## Goal
Each line of the material below that holds the word "Column" needs to be copied.

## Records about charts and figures

%%

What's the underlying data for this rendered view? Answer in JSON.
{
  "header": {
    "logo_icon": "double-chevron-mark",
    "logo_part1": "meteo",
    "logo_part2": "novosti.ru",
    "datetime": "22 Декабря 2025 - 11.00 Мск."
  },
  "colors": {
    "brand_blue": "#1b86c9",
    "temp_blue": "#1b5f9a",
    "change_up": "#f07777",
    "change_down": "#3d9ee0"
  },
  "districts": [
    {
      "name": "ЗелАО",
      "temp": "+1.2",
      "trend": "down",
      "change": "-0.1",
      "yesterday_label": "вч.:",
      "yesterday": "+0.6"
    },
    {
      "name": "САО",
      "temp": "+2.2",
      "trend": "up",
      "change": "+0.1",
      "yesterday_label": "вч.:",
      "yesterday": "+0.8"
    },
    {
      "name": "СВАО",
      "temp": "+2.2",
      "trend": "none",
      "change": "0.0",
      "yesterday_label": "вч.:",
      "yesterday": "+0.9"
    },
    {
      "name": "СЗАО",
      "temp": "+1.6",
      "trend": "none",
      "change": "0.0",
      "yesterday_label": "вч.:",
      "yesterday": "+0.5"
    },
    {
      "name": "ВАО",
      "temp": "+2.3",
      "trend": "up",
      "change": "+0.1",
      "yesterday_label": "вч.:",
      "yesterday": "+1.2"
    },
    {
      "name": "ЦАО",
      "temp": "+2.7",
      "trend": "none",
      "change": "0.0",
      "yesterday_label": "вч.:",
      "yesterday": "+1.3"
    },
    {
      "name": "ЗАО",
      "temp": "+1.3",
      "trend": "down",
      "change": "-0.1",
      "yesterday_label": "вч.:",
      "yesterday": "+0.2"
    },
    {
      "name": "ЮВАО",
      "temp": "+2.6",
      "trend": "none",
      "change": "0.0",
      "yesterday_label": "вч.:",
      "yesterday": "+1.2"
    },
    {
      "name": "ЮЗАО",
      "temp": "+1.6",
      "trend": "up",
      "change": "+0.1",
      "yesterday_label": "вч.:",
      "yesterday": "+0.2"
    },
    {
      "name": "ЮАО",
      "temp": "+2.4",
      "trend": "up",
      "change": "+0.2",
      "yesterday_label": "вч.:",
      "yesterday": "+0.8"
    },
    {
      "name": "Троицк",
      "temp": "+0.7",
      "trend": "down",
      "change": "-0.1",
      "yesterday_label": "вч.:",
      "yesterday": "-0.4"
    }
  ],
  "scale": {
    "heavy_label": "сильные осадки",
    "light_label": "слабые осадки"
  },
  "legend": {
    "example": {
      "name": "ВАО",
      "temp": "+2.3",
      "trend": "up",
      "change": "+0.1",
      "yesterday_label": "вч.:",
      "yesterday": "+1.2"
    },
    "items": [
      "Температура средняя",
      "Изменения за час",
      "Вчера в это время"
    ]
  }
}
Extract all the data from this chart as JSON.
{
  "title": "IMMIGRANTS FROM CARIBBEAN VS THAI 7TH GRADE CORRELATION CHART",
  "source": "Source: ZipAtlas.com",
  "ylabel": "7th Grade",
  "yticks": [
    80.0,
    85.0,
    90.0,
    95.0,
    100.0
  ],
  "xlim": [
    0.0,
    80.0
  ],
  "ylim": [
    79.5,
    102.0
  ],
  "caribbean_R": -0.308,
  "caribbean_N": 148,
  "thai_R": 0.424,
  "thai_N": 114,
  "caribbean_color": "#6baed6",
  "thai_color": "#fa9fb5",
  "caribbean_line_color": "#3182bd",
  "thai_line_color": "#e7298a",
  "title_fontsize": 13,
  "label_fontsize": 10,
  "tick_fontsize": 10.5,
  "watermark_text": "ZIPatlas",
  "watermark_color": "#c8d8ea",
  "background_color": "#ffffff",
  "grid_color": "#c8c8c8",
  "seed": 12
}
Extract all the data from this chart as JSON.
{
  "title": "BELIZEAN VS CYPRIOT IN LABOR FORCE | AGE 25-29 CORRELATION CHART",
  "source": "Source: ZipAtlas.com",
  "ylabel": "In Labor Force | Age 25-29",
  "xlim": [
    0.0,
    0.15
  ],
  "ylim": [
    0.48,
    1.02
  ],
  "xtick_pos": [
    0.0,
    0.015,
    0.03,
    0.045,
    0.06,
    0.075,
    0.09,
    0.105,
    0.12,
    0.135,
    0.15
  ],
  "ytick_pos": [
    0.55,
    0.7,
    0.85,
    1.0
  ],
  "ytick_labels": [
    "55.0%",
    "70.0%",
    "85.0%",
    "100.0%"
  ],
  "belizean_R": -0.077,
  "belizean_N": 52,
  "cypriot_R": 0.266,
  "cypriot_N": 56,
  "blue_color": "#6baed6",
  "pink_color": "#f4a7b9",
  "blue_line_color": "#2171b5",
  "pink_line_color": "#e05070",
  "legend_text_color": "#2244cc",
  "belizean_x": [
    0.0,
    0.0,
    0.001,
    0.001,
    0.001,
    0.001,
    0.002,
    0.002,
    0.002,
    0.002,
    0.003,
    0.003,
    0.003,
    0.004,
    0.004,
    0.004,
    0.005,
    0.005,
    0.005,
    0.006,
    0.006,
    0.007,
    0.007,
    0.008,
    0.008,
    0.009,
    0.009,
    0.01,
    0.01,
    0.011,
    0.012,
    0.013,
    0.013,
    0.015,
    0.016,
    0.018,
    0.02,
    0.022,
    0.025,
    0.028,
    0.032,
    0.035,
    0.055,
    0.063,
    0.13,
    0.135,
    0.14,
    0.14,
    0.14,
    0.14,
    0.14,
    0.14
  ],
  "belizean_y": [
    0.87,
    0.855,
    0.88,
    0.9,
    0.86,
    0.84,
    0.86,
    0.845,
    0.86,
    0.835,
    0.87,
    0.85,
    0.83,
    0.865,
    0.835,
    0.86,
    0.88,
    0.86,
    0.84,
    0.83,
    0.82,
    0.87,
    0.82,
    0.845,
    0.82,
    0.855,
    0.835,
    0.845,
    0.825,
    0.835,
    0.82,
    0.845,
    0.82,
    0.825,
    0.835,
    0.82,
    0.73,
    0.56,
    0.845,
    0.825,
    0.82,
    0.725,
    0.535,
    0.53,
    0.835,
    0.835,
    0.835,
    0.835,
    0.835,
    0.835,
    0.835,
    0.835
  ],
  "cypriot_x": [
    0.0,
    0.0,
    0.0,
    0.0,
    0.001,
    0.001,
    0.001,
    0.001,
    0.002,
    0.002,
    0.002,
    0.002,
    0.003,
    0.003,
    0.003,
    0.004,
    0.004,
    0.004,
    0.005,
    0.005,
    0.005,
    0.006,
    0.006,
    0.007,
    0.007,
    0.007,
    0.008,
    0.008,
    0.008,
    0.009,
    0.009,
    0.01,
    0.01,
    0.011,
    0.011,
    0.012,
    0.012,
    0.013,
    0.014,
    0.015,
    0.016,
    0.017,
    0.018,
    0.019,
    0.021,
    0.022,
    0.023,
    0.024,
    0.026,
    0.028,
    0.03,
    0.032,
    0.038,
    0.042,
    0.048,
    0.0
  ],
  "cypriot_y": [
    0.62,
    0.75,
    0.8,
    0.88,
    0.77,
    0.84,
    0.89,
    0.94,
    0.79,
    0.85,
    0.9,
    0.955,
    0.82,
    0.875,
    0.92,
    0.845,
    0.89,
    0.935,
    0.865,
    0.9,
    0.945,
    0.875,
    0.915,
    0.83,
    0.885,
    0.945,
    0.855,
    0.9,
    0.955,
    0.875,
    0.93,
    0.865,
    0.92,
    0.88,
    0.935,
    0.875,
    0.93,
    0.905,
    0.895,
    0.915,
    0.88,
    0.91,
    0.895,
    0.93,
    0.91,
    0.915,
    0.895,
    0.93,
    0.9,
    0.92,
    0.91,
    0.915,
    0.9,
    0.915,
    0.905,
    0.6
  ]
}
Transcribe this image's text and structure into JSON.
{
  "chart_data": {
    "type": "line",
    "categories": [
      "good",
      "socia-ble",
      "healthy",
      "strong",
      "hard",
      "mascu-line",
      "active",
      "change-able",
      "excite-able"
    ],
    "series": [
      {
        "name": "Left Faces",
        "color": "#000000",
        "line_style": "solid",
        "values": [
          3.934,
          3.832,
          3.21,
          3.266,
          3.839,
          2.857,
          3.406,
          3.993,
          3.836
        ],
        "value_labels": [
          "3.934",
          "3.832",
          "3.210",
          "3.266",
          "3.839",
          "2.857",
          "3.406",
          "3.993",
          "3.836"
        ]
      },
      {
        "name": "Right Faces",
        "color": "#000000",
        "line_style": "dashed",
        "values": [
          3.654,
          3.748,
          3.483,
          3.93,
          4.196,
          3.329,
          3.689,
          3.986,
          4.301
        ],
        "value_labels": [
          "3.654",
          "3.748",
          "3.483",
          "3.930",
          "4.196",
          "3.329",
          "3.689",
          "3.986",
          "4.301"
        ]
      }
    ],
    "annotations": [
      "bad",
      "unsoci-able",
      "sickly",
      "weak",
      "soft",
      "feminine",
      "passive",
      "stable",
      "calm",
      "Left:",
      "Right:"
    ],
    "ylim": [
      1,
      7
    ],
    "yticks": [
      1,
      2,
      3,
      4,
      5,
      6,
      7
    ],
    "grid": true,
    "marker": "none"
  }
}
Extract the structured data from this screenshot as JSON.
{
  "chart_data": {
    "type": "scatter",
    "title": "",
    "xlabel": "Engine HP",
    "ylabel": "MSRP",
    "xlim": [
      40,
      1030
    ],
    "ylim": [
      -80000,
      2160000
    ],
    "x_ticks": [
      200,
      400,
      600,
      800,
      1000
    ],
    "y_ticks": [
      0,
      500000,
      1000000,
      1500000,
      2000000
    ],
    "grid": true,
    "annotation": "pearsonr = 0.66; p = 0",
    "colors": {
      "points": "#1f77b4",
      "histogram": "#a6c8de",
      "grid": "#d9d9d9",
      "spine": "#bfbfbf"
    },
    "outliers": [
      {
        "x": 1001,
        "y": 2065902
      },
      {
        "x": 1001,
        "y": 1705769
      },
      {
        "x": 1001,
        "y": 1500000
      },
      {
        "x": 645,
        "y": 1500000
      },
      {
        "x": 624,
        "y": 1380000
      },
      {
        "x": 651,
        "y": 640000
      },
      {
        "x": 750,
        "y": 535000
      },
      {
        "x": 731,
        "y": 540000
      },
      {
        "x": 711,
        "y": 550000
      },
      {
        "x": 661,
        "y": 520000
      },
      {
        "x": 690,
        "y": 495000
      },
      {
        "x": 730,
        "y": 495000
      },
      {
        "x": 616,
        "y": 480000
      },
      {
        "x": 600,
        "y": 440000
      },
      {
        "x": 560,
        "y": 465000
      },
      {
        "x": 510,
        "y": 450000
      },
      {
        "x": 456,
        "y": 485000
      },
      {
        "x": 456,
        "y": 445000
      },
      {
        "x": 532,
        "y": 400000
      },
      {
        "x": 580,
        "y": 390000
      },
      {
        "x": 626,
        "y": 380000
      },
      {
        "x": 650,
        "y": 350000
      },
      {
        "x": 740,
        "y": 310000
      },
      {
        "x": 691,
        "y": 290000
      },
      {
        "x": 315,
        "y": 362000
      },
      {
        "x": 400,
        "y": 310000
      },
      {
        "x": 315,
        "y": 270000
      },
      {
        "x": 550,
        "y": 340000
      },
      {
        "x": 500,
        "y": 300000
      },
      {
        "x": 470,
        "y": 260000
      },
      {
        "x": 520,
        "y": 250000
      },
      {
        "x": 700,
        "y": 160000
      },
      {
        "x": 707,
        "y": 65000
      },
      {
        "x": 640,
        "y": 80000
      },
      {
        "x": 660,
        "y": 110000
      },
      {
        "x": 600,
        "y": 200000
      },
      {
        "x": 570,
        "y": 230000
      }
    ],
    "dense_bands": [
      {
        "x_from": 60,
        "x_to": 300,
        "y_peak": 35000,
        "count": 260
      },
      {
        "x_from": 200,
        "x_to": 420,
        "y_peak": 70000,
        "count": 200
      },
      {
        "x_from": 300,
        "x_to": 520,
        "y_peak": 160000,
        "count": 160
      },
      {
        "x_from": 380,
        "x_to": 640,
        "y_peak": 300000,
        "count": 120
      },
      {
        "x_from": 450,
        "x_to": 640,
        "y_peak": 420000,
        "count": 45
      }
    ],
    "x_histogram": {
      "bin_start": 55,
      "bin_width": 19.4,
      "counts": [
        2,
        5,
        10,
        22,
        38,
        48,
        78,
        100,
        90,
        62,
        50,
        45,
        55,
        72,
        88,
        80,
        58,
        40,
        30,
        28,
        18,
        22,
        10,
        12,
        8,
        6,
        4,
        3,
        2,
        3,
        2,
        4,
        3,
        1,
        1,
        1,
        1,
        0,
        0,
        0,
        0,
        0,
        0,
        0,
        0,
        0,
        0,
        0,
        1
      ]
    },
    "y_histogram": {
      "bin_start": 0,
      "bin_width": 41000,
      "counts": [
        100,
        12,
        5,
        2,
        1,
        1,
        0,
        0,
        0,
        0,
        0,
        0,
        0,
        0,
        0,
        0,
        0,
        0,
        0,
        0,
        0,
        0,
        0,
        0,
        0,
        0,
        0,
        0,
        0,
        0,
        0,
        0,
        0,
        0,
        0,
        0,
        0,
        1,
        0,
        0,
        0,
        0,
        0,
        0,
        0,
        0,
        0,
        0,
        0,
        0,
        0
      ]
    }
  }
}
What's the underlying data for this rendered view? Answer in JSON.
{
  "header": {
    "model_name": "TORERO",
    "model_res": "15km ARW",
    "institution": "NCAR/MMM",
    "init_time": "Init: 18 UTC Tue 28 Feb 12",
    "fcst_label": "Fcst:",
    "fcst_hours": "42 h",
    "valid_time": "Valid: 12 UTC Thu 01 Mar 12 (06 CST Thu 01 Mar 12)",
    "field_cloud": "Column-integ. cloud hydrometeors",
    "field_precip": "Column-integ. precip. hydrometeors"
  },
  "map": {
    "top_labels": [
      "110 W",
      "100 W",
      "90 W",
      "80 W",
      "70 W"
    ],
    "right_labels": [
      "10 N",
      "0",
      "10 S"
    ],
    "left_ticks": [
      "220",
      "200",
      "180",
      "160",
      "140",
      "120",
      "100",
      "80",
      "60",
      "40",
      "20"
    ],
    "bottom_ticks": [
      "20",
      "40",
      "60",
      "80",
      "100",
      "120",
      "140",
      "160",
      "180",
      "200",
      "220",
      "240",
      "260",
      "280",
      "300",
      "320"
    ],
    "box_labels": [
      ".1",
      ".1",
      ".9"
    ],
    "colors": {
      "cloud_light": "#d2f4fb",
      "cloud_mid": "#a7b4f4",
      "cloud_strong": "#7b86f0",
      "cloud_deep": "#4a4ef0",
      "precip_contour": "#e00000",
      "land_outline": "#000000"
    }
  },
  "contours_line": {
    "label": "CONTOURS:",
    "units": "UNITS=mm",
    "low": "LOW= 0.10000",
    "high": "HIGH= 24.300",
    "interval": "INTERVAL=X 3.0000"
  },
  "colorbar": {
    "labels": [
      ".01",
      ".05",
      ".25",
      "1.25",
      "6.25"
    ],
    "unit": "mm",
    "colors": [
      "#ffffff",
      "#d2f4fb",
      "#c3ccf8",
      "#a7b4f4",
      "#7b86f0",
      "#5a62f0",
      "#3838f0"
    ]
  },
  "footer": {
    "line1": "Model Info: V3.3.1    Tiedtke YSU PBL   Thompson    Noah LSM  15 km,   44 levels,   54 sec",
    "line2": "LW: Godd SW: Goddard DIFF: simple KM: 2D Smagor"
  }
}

%%

## Full output
    "field_cloud": "Column-integ. cloud hydrometeors",
    "field_precip": "Column-integ. precip. hydrometeors"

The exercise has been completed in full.